> **Input**:
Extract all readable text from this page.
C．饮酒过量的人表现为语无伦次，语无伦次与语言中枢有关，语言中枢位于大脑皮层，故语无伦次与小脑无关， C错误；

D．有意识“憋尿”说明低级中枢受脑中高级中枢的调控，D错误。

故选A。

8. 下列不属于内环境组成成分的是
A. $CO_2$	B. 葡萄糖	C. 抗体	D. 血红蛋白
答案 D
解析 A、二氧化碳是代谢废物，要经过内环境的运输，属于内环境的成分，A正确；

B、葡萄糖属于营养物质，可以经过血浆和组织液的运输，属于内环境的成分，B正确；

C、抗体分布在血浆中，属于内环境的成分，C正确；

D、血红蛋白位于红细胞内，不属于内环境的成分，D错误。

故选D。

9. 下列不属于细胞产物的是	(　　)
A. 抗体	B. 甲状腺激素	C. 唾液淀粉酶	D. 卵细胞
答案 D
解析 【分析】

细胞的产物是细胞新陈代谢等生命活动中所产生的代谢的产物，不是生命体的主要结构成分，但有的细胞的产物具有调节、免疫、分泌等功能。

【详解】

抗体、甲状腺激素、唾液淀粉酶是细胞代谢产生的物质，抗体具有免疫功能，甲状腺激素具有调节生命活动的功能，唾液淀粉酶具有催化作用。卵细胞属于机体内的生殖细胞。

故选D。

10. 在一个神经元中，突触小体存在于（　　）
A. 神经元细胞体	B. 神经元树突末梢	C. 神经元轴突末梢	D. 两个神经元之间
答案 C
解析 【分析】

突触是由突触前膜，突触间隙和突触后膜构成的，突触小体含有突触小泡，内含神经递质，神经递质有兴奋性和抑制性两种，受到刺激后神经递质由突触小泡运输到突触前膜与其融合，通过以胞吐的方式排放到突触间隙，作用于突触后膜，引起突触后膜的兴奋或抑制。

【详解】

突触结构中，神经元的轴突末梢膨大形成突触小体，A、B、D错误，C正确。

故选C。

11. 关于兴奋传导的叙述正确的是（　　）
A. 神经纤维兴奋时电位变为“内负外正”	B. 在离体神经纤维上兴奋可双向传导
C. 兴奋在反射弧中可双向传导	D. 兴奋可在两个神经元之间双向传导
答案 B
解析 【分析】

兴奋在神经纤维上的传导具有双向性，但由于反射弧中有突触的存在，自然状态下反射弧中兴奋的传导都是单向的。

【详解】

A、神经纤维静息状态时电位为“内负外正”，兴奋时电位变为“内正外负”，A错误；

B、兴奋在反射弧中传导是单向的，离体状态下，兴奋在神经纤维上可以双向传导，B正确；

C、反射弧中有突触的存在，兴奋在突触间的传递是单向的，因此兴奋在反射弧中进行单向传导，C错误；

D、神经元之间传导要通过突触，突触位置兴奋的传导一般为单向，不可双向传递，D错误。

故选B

> **Exercise description**:
Find the word "甲状腺激素" in the data and show each line that holds it.

> **Written answer**:
A. 抗体	B. 甲状腺激素	C. 唾液淀粉酶	D. 卵细胞
抗体、甲状腺激素、唾液淀粉酶是细胞代谢产生的物质，抗体具有免疫功能，甲状腺激素具有调节生命活动的功能，唾液淀粉酶具有催化作用。卵细胞属于机体内的生殖细胞。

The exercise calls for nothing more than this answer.